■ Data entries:
::::::::

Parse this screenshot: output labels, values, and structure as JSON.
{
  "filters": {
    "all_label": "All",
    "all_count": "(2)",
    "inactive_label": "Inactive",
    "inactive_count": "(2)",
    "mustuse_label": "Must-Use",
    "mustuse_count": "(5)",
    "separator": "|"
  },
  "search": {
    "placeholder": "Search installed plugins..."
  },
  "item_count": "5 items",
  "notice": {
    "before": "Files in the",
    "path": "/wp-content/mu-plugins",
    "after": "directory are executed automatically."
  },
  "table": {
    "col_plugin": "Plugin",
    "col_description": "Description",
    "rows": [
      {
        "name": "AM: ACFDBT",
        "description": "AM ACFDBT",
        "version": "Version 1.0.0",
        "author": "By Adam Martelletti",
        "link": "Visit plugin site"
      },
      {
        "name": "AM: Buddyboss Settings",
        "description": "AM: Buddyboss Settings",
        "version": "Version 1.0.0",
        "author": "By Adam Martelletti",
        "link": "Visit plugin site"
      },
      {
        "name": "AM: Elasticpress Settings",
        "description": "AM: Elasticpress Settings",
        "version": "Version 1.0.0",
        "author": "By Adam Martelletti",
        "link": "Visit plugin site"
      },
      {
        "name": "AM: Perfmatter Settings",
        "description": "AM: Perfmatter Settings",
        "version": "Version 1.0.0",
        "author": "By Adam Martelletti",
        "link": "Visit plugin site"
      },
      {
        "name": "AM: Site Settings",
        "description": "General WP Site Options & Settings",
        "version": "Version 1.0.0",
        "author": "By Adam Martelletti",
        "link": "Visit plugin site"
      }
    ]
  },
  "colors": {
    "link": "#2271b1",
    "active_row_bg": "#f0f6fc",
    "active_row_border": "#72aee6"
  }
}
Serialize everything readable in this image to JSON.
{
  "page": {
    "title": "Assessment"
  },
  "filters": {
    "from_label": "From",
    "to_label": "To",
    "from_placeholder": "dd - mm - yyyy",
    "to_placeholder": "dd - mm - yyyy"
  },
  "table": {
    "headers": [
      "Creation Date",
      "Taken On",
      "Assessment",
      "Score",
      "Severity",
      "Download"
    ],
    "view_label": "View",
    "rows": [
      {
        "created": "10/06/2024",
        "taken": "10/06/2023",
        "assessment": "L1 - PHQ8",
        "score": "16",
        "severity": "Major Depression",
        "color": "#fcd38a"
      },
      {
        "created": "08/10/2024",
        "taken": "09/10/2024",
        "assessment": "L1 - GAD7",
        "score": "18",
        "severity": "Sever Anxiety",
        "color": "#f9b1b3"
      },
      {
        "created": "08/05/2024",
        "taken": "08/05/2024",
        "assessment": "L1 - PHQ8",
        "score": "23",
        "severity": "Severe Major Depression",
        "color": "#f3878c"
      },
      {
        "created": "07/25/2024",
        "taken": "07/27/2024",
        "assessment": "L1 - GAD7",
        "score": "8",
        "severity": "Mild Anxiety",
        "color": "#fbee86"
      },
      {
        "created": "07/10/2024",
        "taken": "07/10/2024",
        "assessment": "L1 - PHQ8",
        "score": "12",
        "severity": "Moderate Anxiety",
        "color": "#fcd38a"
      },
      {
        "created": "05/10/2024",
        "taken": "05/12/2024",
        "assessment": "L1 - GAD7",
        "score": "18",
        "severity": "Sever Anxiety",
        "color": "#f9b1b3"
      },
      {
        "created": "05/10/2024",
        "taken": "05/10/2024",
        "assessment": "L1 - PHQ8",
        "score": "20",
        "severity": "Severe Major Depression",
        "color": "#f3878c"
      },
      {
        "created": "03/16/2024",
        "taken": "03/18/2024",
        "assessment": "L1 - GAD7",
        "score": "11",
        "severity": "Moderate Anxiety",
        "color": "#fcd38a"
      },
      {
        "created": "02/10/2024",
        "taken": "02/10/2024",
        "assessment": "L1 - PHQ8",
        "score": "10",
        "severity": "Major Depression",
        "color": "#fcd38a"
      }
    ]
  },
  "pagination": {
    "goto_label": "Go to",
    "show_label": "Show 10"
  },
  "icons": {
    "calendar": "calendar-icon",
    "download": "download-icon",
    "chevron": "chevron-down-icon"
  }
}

::::::::

■ Exercise: Among the entries above, how many lines include the word "ACFDBT"? Reply with the number only.

■ Reply to the exercise: 2